PROBLEM DETAILS => Read the entries below and pull out each line with the string "образования".
— start —
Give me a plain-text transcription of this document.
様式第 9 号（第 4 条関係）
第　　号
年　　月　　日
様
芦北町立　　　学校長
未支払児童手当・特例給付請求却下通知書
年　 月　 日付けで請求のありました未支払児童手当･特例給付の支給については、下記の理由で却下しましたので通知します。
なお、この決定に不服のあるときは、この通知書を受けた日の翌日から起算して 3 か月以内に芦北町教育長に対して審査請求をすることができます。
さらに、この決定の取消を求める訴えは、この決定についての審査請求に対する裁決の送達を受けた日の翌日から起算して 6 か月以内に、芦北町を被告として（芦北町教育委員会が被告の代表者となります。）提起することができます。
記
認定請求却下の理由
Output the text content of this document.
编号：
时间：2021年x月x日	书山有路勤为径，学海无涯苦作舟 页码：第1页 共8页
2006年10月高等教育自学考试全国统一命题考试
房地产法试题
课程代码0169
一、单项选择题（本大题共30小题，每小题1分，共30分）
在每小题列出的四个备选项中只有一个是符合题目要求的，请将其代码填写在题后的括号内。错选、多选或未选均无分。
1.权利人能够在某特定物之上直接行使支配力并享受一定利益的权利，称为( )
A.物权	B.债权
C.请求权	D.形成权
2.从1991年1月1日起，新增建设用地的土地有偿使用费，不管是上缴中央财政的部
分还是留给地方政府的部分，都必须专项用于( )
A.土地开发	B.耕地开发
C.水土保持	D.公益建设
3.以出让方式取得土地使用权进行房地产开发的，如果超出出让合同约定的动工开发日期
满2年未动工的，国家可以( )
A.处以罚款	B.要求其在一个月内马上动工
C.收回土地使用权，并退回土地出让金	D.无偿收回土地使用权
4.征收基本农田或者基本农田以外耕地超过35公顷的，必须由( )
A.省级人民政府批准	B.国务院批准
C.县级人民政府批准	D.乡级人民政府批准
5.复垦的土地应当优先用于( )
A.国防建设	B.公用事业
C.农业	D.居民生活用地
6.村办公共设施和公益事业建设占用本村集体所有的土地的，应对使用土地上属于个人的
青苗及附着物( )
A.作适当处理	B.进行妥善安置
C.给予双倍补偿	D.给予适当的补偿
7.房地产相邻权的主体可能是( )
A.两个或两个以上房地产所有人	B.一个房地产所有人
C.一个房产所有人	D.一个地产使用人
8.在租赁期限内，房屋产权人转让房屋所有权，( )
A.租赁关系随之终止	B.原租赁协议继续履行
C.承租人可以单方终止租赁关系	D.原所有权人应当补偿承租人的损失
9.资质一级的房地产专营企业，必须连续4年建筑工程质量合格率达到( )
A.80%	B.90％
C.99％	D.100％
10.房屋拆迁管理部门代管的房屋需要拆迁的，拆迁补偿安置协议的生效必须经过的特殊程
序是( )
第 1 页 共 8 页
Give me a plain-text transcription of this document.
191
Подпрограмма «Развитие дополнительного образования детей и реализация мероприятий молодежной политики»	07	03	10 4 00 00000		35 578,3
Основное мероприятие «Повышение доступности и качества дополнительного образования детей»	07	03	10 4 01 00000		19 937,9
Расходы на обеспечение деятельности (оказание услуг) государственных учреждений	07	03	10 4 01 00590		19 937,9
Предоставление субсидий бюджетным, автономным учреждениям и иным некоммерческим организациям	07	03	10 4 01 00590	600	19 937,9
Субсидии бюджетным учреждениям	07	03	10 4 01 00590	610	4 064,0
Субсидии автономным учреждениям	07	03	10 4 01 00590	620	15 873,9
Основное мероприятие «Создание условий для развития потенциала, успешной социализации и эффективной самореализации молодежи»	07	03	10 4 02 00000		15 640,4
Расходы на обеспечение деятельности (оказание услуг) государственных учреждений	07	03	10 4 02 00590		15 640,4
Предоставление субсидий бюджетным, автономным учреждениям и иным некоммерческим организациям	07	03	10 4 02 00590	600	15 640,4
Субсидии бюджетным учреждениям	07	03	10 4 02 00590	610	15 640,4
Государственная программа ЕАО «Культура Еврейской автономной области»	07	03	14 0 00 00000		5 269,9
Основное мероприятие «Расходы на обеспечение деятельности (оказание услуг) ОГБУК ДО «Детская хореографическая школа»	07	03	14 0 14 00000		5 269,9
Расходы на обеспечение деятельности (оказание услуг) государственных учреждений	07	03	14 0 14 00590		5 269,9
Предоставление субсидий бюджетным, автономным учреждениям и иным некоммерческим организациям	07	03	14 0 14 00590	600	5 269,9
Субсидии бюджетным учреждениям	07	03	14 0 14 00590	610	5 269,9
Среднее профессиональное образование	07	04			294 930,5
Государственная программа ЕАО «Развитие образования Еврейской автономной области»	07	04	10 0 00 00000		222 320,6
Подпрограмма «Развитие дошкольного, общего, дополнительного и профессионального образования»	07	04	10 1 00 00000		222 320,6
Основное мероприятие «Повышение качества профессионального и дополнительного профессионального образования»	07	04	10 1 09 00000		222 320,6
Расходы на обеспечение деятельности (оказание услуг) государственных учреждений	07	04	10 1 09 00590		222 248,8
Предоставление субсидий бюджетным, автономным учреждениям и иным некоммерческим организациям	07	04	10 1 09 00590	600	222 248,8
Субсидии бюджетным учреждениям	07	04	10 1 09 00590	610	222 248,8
— end —
THE REPLY =>
Подпрограмма «Развитие дополнительного образования детей и реализация мероприятий молодежной политики»	07	03	10 4 00 00000		35 578,3
Основное мероприятие «Повышение доступности и качества дополнительного образования детей»	07	03	10 4 01 00000		19 937,9
Государственная программа ЕАО «Развитие образования Еврейской автономной области»	07	04	10 0 00 00000		222 320,6
Подпрограмма «Развитие дошкольного, общего, дополнительного и профессионального образования»	07	04	10 1 00 00000		222 320,6
Основное мероприятие «Повышение качества профессионального и дополнительного профессионального образования»	07	04	10 1 09 00000		222 320,6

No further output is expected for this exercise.